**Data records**
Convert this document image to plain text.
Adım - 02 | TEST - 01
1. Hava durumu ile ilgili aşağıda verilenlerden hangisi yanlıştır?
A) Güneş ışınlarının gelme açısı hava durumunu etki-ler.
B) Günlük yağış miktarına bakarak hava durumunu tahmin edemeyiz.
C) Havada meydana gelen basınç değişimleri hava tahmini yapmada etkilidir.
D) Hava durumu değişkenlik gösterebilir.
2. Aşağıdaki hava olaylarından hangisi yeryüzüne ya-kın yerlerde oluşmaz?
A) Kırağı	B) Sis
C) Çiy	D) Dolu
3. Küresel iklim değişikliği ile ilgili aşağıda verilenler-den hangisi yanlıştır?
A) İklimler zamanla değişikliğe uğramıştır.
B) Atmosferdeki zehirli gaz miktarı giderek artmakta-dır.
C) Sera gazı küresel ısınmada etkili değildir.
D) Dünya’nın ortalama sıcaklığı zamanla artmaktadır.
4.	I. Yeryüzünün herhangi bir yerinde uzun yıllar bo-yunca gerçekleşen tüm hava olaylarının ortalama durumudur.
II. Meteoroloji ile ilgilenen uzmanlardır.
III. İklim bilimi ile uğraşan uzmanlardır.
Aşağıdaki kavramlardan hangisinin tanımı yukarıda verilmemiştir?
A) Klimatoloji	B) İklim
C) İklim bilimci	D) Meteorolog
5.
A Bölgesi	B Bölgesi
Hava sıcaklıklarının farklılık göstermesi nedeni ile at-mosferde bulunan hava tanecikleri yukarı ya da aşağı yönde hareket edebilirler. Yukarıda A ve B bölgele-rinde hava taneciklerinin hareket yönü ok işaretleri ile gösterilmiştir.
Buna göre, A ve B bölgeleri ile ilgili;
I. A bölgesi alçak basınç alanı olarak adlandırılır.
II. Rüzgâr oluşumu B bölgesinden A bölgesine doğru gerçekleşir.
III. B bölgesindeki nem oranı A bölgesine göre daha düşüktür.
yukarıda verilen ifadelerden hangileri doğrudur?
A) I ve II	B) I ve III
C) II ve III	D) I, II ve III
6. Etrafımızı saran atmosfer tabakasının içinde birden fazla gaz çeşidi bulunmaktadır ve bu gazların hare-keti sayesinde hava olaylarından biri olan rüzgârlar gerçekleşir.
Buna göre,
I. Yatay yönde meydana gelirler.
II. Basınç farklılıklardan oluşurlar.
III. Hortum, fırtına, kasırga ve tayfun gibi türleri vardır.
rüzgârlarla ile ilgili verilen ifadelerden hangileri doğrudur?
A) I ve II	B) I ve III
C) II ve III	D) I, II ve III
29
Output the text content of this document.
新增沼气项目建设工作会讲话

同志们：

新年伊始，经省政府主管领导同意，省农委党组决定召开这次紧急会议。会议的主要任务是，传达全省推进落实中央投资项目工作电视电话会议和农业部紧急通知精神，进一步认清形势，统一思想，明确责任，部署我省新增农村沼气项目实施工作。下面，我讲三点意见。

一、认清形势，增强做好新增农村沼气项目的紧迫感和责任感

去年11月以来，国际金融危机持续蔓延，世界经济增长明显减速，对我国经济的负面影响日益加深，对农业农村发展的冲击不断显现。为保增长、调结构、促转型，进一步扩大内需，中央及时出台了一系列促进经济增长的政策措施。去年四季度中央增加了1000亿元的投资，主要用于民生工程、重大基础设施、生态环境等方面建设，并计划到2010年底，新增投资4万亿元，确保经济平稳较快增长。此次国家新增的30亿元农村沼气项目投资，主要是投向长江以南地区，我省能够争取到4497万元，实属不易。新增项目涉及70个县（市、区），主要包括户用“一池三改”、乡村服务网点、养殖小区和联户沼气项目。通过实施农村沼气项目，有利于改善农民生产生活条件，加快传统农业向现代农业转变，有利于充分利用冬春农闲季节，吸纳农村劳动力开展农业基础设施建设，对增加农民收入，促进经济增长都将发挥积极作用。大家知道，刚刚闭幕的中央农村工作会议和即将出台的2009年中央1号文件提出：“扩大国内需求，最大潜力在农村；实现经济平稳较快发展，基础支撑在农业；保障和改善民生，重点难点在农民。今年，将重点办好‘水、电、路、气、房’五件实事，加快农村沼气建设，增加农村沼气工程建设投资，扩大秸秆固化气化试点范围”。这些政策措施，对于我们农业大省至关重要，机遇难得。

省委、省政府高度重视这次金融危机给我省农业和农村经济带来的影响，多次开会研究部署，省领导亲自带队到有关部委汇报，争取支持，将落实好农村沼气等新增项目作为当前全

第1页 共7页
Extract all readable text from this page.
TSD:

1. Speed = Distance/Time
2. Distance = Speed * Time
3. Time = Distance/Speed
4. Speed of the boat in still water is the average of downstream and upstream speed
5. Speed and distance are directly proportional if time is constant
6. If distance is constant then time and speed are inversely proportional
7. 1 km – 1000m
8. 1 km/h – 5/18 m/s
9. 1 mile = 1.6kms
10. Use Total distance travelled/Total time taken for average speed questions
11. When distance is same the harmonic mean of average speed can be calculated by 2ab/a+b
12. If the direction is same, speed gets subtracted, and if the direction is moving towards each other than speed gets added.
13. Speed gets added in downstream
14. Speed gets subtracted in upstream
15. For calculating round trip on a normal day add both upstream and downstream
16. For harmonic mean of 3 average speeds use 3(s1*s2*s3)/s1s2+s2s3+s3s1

**Set problem**
Within the data above, pick out all lines holding the word "proportional".

**Response to the task**
5. Speed and distance are directly proportional if time is constant
6. If distance is constant then time and speed are inversely proportional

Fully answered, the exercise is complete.